→ Task requirements:
**A.** In the post about stealth in the game, what does the writer think the stealth mechanic needs instead of major revamping?
**B.** Decide whether each statement agrees with the post about stealth in the game, answering yes or no and quoting the words that settle it: (i) The writer wants the stealth sections taken out. (ii) The writer thinks stealth needs major revamping. (iii) After stealthing back behind a tree, the enemies would be on high alert.
**C.** Please go on with the post about stealth in the game, picking up after its last sentence.

→ Text excerpt:

════

I don't want these sections to go a way, quite the contrary! I always found stealth an easy, but thrilling way to add immense amount of choice to a game. Having the choice to even do basic sneak attacks on enemies (which seemed to be implied in one of the trailers) is great, but what I think is even more great is the choice to turn back to stealth without having to cheat the AI. Say you knacker the stealth and still don't want to get into a fight (perhaps they are cheating Scoia'tel bastards). You should have the option to stealth back behind a tree and avoid the combat, but obviously they would be on high alert. I don't think that it needs major revamping, just better integration and control issues sorted out. It could mean a lot for the game if that mechanic is sorted out.
That's all of my major concerns for the game that I think need legitimate fixing, but there are a few more innocuous things that I'd like to touch on, just to make sure that the developers are actually thinking about it.

════

→ Items:
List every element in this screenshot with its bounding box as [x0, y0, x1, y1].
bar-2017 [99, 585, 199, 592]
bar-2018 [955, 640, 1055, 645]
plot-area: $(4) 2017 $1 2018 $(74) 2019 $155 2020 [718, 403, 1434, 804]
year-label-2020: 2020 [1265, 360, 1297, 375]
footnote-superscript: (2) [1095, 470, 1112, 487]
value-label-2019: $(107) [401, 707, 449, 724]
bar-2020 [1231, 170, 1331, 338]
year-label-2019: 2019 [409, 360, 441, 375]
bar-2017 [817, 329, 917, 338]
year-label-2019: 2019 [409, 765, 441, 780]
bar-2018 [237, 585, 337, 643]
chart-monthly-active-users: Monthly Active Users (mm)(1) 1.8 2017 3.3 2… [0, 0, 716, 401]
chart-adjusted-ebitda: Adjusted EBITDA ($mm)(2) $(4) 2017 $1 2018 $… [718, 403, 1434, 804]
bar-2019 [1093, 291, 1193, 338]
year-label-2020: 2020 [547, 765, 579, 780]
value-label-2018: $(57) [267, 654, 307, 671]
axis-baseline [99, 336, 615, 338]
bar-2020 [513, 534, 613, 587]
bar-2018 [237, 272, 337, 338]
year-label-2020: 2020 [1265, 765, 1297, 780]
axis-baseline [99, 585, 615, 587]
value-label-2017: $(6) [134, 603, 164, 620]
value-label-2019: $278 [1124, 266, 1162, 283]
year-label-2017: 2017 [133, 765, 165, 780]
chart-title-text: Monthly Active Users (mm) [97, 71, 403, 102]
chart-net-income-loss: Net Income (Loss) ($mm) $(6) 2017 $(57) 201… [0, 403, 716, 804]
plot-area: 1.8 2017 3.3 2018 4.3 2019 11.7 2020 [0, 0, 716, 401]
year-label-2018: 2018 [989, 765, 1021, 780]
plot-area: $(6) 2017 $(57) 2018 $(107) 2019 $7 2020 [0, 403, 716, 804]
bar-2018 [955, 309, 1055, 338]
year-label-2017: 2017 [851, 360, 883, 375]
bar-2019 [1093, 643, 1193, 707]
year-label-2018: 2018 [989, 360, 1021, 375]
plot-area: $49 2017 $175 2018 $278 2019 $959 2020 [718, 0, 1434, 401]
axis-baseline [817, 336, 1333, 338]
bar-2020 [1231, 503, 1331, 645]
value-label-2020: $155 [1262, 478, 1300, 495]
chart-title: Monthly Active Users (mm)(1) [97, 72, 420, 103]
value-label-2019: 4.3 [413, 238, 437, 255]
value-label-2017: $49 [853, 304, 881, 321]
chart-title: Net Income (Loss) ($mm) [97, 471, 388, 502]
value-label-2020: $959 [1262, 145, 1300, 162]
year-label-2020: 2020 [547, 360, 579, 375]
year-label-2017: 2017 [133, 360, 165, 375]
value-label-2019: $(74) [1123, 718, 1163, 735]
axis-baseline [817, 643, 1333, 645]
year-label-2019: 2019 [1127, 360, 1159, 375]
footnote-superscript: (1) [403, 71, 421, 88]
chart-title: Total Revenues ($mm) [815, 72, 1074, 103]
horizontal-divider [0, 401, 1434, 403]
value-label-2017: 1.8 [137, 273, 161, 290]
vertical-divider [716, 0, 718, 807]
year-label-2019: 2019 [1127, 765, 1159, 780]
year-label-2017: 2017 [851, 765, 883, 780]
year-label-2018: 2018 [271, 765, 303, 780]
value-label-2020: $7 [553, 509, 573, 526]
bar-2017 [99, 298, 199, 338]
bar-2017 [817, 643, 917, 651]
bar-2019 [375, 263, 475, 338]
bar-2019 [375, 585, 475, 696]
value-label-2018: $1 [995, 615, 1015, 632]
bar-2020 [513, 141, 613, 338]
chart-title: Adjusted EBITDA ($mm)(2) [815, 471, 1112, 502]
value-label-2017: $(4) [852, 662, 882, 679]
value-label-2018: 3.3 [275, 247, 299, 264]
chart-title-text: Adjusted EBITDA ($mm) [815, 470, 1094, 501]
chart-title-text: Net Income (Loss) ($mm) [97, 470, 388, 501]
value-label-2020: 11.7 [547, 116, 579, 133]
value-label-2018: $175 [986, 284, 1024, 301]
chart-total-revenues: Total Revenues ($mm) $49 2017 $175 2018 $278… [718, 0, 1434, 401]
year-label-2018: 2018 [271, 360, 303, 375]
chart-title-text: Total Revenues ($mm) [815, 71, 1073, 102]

════

→ Answers for the exercise:
**A.** Better integration and having control issues sorted out.

**B.**
(i) No: "I don't want these sections to go a way, quite the contrary!"
(ii) No: "I don't think that it needs major revamping"
(iii) Yes: "obviously they would be on high alert"

**C.**
Smaller General Issues
Animations: I mentioned before about some odd animation glitches and jerkiness as results of other parts of the game, but I think the majority of production value for TW3 should be put into this. There's no use upgrading the general fidelity of TW2 engine (which they are supposedly still using) since TW2 will still be one of the best looking games out there when TW3 is released. Aside from new assets, a reworking of how areas load in, and perhaps a bit of optimization I believe the majority of the 'making things look good' category should go into animation. The Witcher 2 has some astounding high detail animations, from the faces to individual limbs. I think this is due in part to the slow-down you are able to access, which requires all current animations of the screen to match the pace. It served the world so well that it's hard to find much fault with them as they operate in the world, but we still need more of them.
The less 'standing around stiffly' gestures we can get, the better. You can obviously see animations repeated throughout the game, which is a concession to having unique animations for certain scripted events. The more you are able to focus on this, the more vibrant your world will become. The faces are there, the textures are there, all we need is more variations in movement. Small touches go a long way and can help elevate the overall cohesion of the world. It's my belief that animation does this best above all else, as was proven even back in the 8-bit era.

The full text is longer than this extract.